_EXERCISE REQUIREMENTS_.
Copy each line of the entries beneath that contains the word "пробирки".
[DATA LINES start]
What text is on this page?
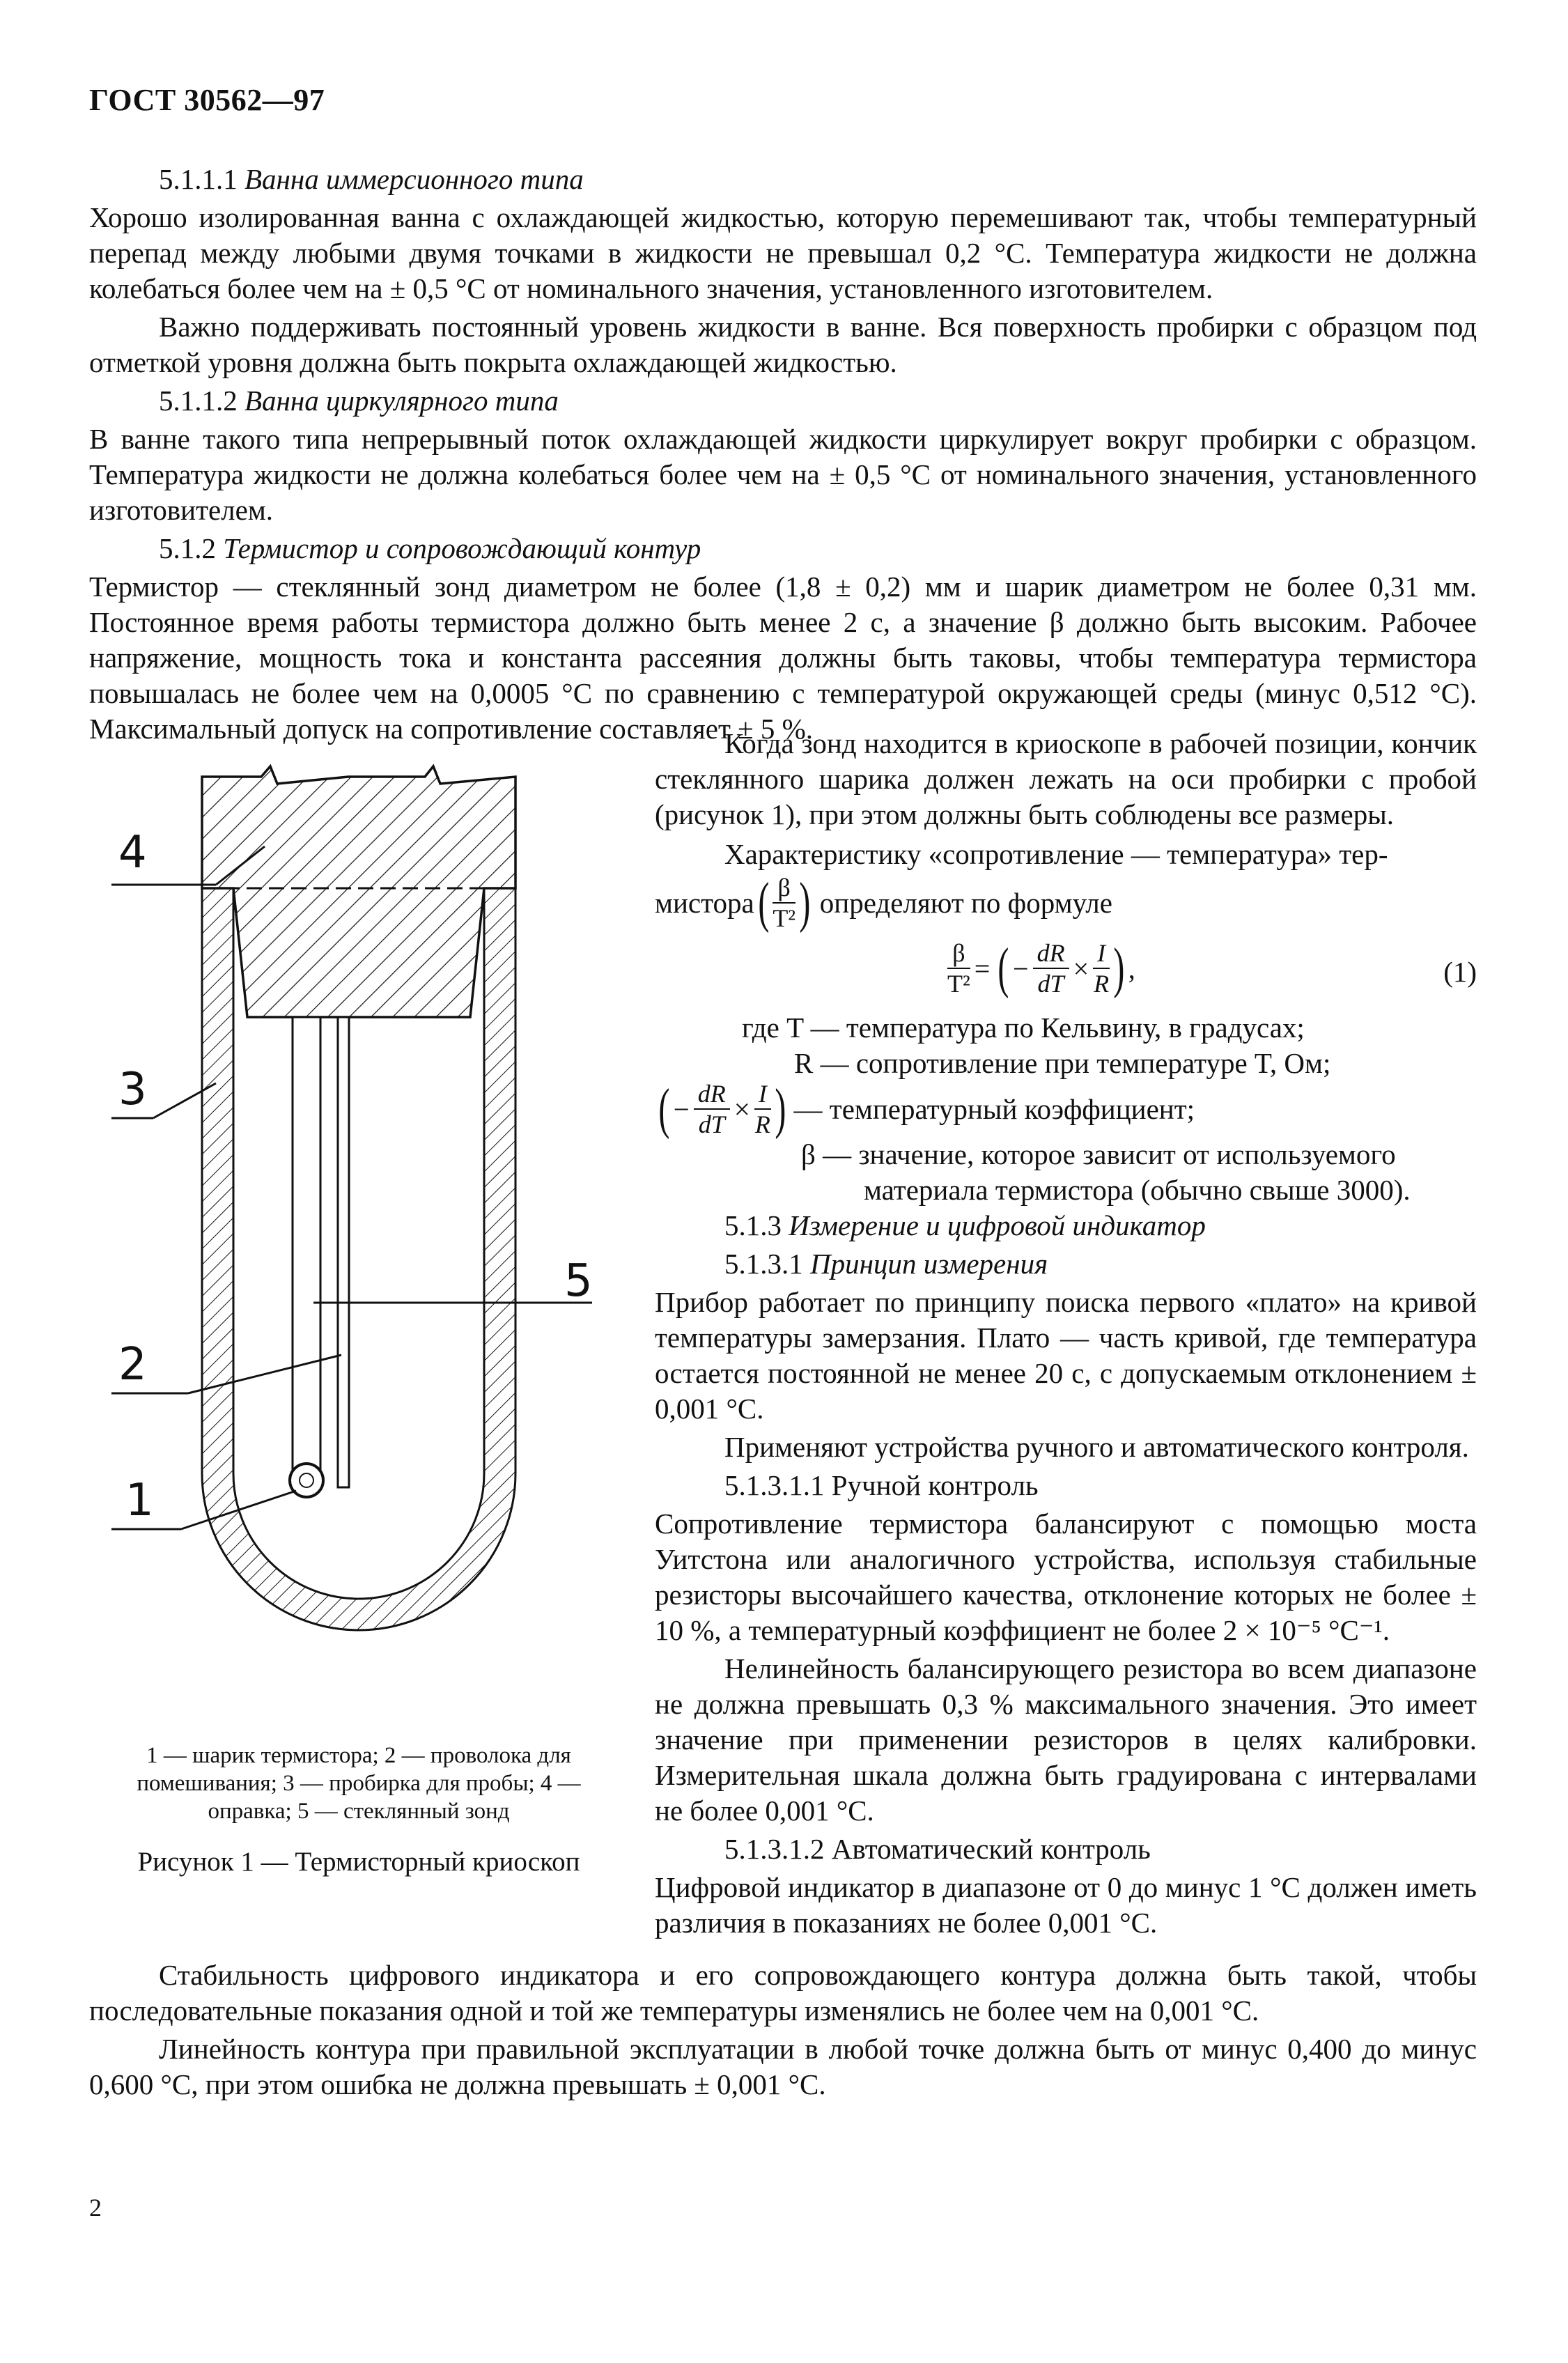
ГОСТ 30562—97

5.1.1.1 Ванна иммерсионного типа

Хорошо изолированная ванна с охлаждающей жидкостью, которую перемешивают так, чтобы температурный перепад между любыми двумя точками в жидкости не превышал 0,2 °С. Температура жидкости не должна колебаться более чем на ± 0,5 °С от номинального значения, установленного изготовителем.

Важно поддерживать постоянный уровень жидкости в ванне. Вся поверхность пробирки с образцом под отметкой уровня должна быть покрыта охлаждающей жидкостью.

5.1.1.2 Ванна циркулярного типа

В ванне такого типа непрерывный поток охлаждающей жидкости циркулирует вокруг пробирки с образцом. Температура жидкости не должна колебаться более чем на ± 0,5 °С от номинального значения, установленного изготовителем.

5.1.2 Термистор и сопровождающий контур

Термистор — стеклянный зонд диаметром не более (1,8 ± 0,2) мм и шарик диаметром не более 0,31 мм. Постоянное время работы термистора должно быть менее 2 с, а значение β должно быть высоким. Рабочее напряжение, мощность тока и константа рассеяния должны быть таковы, чтобы температура термистора повышалась не более чем на 0,0005 °С по сравнению с температурой окружающей среды (минус 0,512 °С). Максимальный допуск на сопротивление составляет ± 5 %.

4
3
2
1
5
1 — шарик термистора; 2 — проволока для помешивания; 3 — пробирка для пробы; 4 — оправка; 5 — стеклянный зонд
Рисунок 1 — Термисторный криоскоп

Когда зонд находится в криоскопе в рабочей позиции, кончик стеклянного шарика должен лежать на оси пробирки с пробой (рисунок 1), при этом должны быть соблюдены все размеры.

Характеристику «сопротивление — температура» тер-

мистора ( $\frac{\beta}{\text{T²}}$ ) определяют по формуле
$\frac{\beta}{\text{T²}}$ = ( − $\frac{dR}{dT} \times \frac{I}{R}$ ) ,	(1)
где T — температура по Кельвину, в градусах;
R — сопротивление при температуре T, Ом;
( − $\frac{dR}{dT} \times \frac{I}{R}$ ) — температурный коэффициент;
β — значение, которое зависит от используемого
материала термистора (обычно свыше 3000).

5.1.3 Измерение и цифровой индикатор

5.1.3.1 Принцип измерения

Прибор работает по принципу поиска первого «плато» на кривой температуры замерзания. Плато — часть кривой, где температура остается постоянной не менее 20 с, с допускаемым отклонением ± 0,001 °С.

Применяют устройства ручного и автоматического контроля.

5.1.3.1.1 Ручной контроль

Сопротивление термистора балансируют с помощью моста Уитстона или аналогичного устройства, используя стабильные резисторы высочайшего качества, отклонение которых не более ± 10 %, а температурный коэффициент не более 2 × 10⁻⁵ °С⁻¹.

Нелинейность балансирующего резистора во всем диапазоне не должна превышать 0,3 % максимального значения. Это имеет значение при применении резисторов в целях калибровки. Измерительная шкала должна быть градуирована с интервалами не более 0,001 °С.

5.1.3.1.2 Автоматический контроль

Цифровой индикатор в диапазоне от 0 до минус 1 °С должен иметь различия в показаниях не более 0,001 °С.

Стабильность цифрового индикатора и его сопровождающего контура должна быть такой, чтобы последовательные показания одной и той же температуры изменялись не более чем на 0,001 °С.

Линейность контура при правильной эксплуатации в любой точке должна быть от минус 0,400 до минус 0,600 °С, при этом ошибка не должна превышать ± 0,001 °С.

2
[DATA LINES end]
_ANSWER TO THIS PROBLEM_.
Важно поддерживать постоянный уровень жидкости в ванне. Вся поверхность пробирки с образцом под отметкой уровня должна быть покрыта охлаждающей жидкостью.
В ванне такого типа непрерывный поток охлаждающей жидкости циркулирует вокруг пробирки с образцом. Температура жидкости не должна колебаться более чем на ± 0,5 °С от номинального значения, установленного изготовителем.
Когда зонд находится в криоскопе в рабочей позиции, кончик стеклянного шарика должен лежать на оси пробирки с пробой (рисунок 1), при этом должны быть соблюдены все размеры.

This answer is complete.